== Recorded information ==

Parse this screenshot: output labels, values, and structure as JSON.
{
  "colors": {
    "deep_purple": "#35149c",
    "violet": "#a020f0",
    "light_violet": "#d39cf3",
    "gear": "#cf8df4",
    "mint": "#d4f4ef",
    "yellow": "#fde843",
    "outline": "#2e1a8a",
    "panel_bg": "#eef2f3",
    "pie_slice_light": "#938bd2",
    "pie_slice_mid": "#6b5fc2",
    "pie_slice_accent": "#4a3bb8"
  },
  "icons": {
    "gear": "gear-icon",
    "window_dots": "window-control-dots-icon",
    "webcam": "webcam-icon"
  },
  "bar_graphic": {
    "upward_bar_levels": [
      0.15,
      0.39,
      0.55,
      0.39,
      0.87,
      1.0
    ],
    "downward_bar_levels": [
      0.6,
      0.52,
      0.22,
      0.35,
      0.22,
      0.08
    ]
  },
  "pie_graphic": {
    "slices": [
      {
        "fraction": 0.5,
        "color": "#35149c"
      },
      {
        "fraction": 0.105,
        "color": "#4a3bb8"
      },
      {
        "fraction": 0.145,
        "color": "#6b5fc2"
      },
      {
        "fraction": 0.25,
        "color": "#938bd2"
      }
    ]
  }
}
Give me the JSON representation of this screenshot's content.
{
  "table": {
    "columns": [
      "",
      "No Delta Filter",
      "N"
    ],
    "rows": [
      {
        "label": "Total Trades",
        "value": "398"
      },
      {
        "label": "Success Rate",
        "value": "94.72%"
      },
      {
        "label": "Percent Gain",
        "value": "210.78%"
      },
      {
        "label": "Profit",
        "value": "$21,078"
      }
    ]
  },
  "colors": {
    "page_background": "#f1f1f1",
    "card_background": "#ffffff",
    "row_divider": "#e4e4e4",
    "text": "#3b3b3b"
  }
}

===

**Stated problem:**
Extract every line from the one containing "Give me the" to the end of the entries, including both of those lines, exactly as given and with nothing added.

**Exercise output:**
Give me the JSON representation of this screenshot's content.
{
  "table": {
    "columns": [
      "",
      "No Delta Filter",
      "N"
    ],
    "rows": [
      {
        "label": "Total Trades",
        "value": "398"
      },
      {
        "label": "Success Rate",
        "value": "94.72%"
      },
      {
        "label": "Percent Gain",
        "value": "210.78%"
      },
      {
        "label": "Profit",
        "value": "$21,078"
      }
    ]
  },
  "colors": {
    "page_background": "#f1f1f1",
    "card_background": "#ffffff",
    "row_divider": "#e4e4e4",
    "text": "#3b3b3b"
  }
}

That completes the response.